## START EXTRACTED DATA

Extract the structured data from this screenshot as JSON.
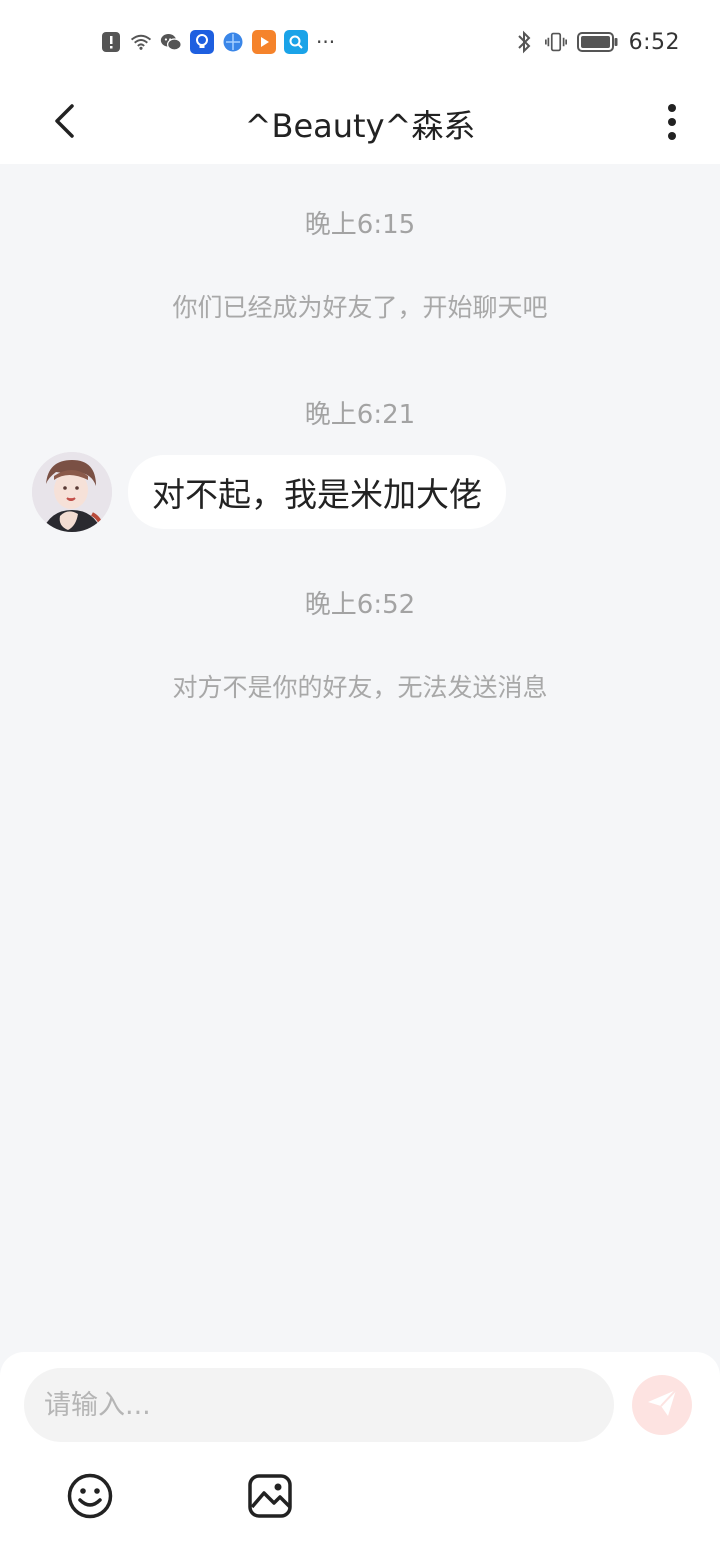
{
  "status_bar": {
    "time": "6:52",
    "left_icons": [
      "alert-icon",
      "wifi-icon",
      "wechat-icon",
      "bulb-app-icon",
      "browser-app-icon",
      "play-app-icon",
      "search-app-icon"
    ],
    "overflow": "···",
    "right_icons": [
      "bluetooth-icon",
      "vibrate-icon",
      "battery-icon"
    ]
  },
  "header": {
    "title": "^Beauty^森系"
  },
  "chat": {
    "items": [
      {
        "type": "timestamp",
        "text": "晚上6:15"
      },
      {
        "type": "system",
        "text": "你们已经成为好友了，开始聊天吧"
      },
      {
        "type": "timestamp",
        "text": "晚上6:21"
      },
      {
        "type": "message",
        "text": "对不起，我是米加大佬"
      },
      {
        "type": "timestamp",
        "text": "晚上6:52"
      },
      {
        "type": "system",
        "text": "对方不是你的好友，无法发送消息"
      }
    ]
  },
  "composer": {
    "placeholder": "请输入...",
    "value": "",
    "tools": [
      "emoji-icon",
      "image-icon"
    ]
  },
  "colors": {
    "background": "#f5f6f8",
    "bubble": "#ffffff",
    "send_button": "#fde3e1",
    "send_icon": "#ffffff",
    "muted_text": "#a3a3a3"
  }
}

## END EXTRACTED DATA

_WHAT IS REQUIRED_
Quote the preceding listing precisely and completely, omitting its images.

_SOLUTION FOR THIS EXERCISE_
Extract the structured data from this screenshot as JSON.
{
  "status_bar": {
    "time": "6:52",
    "left_icons": [
      "alert-icon",
      "wifi-icon",
      "wechat-icon",
      "bulb-app-icon",
      "browser-app-icon",
      "play-app-icon",
      "search-app-icon"
    ],
    "overflow": "···",
    "right_icons": [
      "bluetooth-icon",
      "vibrate-icon",
      "battery-icon"
    ]
  },
  "header": {
    "title": "^Beauty^森系"
  },
  "chat": {
    "items": [
      {
        "type": "timestamp",
        "text": "晚上6:15"
      },
      {
        "type": "system",
        "text": "你们已经成为好友了，开始聊天吧"
      },
      {
        "type": "timestamp",
        "text": "晚上6:21"
      },
      {
        "type": "message",
        "text": "对不起，我是米加大佬"
      },
      {
        "type": "timestamp",
        "text": "晚上6:52"
      },
      {
        "type": "system",
        "text": "对方不是你的好友，无法发送消息"
      }
    ]
  },
  "composer": {
    "placeholder": "请输入...",
    "value": "",
    "tools": [
      "emoji-icon",
      "image-icon"
    ]
  },
  "colors": {
    "background": "#f5f6f8",
    "bubble": "#ffffff",
    "send_button": "#fde3e1",
    "send_icon": "#ffffff",
    "muted_text": "#a3a3a3"
  }
}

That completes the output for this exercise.